▶ **Data for the task**
━━━━━━
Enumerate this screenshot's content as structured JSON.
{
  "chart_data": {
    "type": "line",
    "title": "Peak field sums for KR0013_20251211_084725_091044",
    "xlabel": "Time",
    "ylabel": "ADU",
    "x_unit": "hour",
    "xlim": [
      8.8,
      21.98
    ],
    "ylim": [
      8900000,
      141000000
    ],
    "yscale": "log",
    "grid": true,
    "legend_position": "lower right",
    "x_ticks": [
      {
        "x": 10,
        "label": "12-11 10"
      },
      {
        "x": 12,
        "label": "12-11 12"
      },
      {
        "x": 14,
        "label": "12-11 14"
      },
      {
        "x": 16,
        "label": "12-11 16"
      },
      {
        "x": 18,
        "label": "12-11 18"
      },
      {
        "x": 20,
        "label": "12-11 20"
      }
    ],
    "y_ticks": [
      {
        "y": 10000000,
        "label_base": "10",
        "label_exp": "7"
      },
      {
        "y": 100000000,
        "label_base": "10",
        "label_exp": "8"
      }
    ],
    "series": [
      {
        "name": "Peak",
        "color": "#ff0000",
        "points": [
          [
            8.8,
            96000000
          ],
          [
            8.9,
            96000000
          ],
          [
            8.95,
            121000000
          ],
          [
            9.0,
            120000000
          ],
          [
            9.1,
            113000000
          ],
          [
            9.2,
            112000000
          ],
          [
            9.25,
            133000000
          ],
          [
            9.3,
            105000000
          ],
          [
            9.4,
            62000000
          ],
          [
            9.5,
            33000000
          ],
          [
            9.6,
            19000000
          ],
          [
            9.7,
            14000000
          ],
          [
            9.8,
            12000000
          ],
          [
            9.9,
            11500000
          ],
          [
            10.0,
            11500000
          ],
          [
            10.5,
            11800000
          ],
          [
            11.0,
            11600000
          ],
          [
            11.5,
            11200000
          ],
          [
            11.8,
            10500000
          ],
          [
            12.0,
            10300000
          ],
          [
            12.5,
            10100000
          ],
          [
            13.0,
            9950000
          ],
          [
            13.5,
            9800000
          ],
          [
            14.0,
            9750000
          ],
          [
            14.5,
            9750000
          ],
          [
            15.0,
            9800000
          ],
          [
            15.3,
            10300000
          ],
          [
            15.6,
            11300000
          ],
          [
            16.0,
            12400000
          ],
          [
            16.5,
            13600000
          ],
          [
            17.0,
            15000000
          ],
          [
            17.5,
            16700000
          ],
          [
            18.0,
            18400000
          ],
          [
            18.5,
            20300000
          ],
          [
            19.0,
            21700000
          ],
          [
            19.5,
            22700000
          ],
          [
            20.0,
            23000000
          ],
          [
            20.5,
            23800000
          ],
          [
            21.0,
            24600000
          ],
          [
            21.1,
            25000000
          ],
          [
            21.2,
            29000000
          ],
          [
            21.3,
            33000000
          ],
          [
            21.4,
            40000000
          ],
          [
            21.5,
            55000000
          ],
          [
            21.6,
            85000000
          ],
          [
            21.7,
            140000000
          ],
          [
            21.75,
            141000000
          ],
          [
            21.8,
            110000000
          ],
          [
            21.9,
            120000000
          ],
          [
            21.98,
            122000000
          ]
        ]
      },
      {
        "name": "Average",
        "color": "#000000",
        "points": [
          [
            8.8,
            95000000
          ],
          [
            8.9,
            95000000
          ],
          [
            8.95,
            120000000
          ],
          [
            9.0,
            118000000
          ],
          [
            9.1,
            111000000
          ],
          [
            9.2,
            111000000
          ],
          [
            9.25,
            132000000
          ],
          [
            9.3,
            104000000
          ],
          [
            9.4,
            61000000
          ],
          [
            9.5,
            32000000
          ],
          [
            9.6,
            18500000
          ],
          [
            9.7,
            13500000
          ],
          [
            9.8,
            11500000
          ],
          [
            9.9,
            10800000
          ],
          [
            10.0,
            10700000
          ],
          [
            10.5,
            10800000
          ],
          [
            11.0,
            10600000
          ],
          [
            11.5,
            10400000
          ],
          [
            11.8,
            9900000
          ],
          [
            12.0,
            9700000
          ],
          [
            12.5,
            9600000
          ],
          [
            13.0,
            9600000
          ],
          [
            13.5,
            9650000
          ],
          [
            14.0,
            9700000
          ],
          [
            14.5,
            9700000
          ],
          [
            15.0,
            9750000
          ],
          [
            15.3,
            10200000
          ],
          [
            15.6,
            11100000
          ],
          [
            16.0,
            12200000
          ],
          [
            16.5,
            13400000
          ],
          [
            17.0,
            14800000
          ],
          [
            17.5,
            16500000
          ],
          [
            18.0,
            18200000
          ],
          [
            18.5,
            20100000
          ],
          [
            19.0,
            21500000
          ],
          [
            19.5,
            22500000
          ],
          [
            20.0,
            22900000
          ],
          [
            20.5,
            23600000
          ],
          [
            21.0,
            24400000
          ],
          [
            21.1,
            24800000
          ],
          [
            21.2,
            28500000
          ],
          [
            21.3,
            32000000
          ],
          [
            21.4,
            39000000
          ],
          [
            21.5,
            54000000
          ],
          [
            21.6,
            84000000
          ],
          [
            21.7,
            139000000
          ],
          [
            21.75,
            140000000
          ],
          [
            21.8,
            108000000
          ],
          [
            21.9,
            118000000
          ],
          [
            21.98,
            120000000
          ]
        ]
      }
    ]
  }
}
━━━━━━
▶ **Goal of the exercise**
Take the entries above and copy them out exactly.

▶ **Task response**
Enumerate this screenshot's content as structured JSON.
{
  "chart_data": {
    "type": "line",
    "title": "Peak field sums for KR0013_20251211_084725_091044",
    "xlabel": "Time",
    "ylabel": "ADU",
    "x_unit": "hour",
    "xlim": [
      8.8,
      21.98
    ],
    "ylim": [
      8900000,
      141000000
    ],
    "yscale": "log",
    "grid": true,
    "legend_position": "lower right",
    "x_ticks": [
      {
        "x": 10,
        "label": "12-11 10"
      },
      {
        "x": 12,
        "label": "12-11 12"
      },
      {
        "x": 14,
        "label": "12-11 14"
      },
      {
        "x": 16,
        "label": "12-11 16"
      },
      {
        "x": 18,
        "label": "12-11 18"
      },
      {
        "x": 20,
        "label": "12-11 20"
      }
    ],
    "y_ticks": [
      {
        "y": 10000000,
        "label_base": "10",
        "label_exp": "7"
      },
      {
        "y": 100000000,
        "label_base": "10",
        "label_exp": "8"
      }
    ],
    "series": [
      {
        "name": "Peak",
        "color": "#ff0000",
        "points": [
          [
            8.8,
            96000000
          ],
          [
            8.9,
            96000000
          ],
          [
            8.95,
            121000000
          ],
          [
            9.0,
            120000000
          ],
          [
            9.1,
            113000000
          ],
          [
            9.2,
            112000000
          ],
          [
            9.25,
            133000000
          ],
          [
            9.3,
            105000000
          ],
          [
            9.4,
            62000000
          ],
          [
            9.5,
            33000000
          ],
          [
            9.6,
            19000000
          ],
          [
            9.7,
            14000000
          ],
          [
            9.8,
            12000000
          ],
          [
            9.9,
            11500000
          ],
          [
            10.0,
            11500000
          ],
          [
            10.5,
            11800000
          ],
          [
            11.0,
            11600000
          ],
          [
            11.5,
            11200000
          ],
          [
            11.8,
            10500000
          ],
          [
            12.0,
            10300000
          ],
          [
            12.5,
            10100000
          ],
          [
            13.0,
            9950000
          ],
          [
            13.5,
            9800000
          ],
          [
            14.0,
            9750000
          ],
          [
            14.5,
            9750000
          ],
          [
            15.0,
            9800000
          ],
          [
            15.3,
            10300000
          ],
          [
            15.6,
            11300000
          ],
          [
            16.0,
            12400000
          ],
          [
            16.5,
            13600000
          ],
          [
            17.0,
            15000000
          ],
          [
            17.5,
            16700000
          ],
          [
            18.0,
            18400000
          ],
          [
            18.5,
            20300000
          ],
          [
            19.0,
            21700000
          ],
          [
            19.5,
            22700000
          ],
          [
            20.0,
            23000000
          ],
          [
            20.5,
            23800000
          ],
          [
            21.0,
            24600000
          ],
          [
            21.1,
            25000000
          ],
          [
            21.2,
            29000000
          ],
          [
            21.3,
            33000000
          ],
          [
            21.4,
            40000000
          ],
          [
            21.5,
            55000000
          ],
          [
            21.6,
            85000000
          ],
          [
            21.7,
            140000000
          ],
          [
            21.75,
            141000000
          ],
          [
            21.8,
            110000000
          ],
          [
            21.9,
            120000000
          ],
          [
            21.98,
            122000000
          ]
        ]
      },
      {
        "name": "Average",
        "color": "#000000",
        "points": [
          [
            8.8,
            95000000
          ],
          [
            8.9,
            95000000
          ],
          [
            8.95,
            120000000
          ],
          [
            9.0,
            118000000
          ],
          [
            9.1,
            111000000
          ],
          [
            9.2,
            111000000
          ],
          [
            9.25,
            132000000
          ],
          [
            9.3,
            104000000
          ],
          [
            9.4,
            61000000
          ],
          [
            9.5,
            32000000
          ],
          [
            9.6,
            18500000
          ],
          [
            9.7,
            13500000
          ],
          [
            9.8,
            11500000
          ],
          [
            9.9,
            10800000
          ],
          [
            10.0,
            10700000
          ],
          [
            10.5,
            10800000
          ],
          [
            11.0,
            10600000
          ],
          [
            11.5,
            10400000
          ],
          [
            11.8,
            9900000
          ],
          [
            12.0,
            9700000
          ],
          [
            12.5,
            9600000
          ],
          [
            13.0,
            9600000
          ],
          [
            13.5,
            9650000
          ],
          [
            14.0,
            9700000
          ],
          [
            14.5,
            9700000
          ],
          [
            15.0,
            9750000
          ],
          [
            15.3,
            10200000
          ],
          [
            15.6,
            11100000
          ],
          [
            16.0,
            12200000
          ],
          [
            16.5,
            13400000
          ],
          [
            17.0,
            14800000
          ],
          [
            17.5,
            16500000
          ],
          [
            18.0,
            18200000
          ],
          [
            18.5,
            20100000
          ],
          [
            19.0,
            21500000
          ],
          [
            19.5,
            22500000
          ],
          [
            20.0,
            22900000
          ],
          [
            20.5,
            23600000
          ],
          [
            21.0,
            24400000
          ],
          [
            21.1,
            24800000
          ],
          [
            21.2,
            28500000
          ],
          [
            21.3,
            32000000
          ],
          [
            21.4,
            39000000
          ],
          [
            21.5,
            54000000
          ],
          [
            21.6,
            84000000
          ],
          [
            21.7,
            139000000
          ],
          [
            21.75,
            140000000
          ],
          [
            21.8,
            108000000
          ],
          [
            21.9,
            118000000
          ],
          [
            21.98,
            120000000
          ]
        ]
      }
    ]
  }
}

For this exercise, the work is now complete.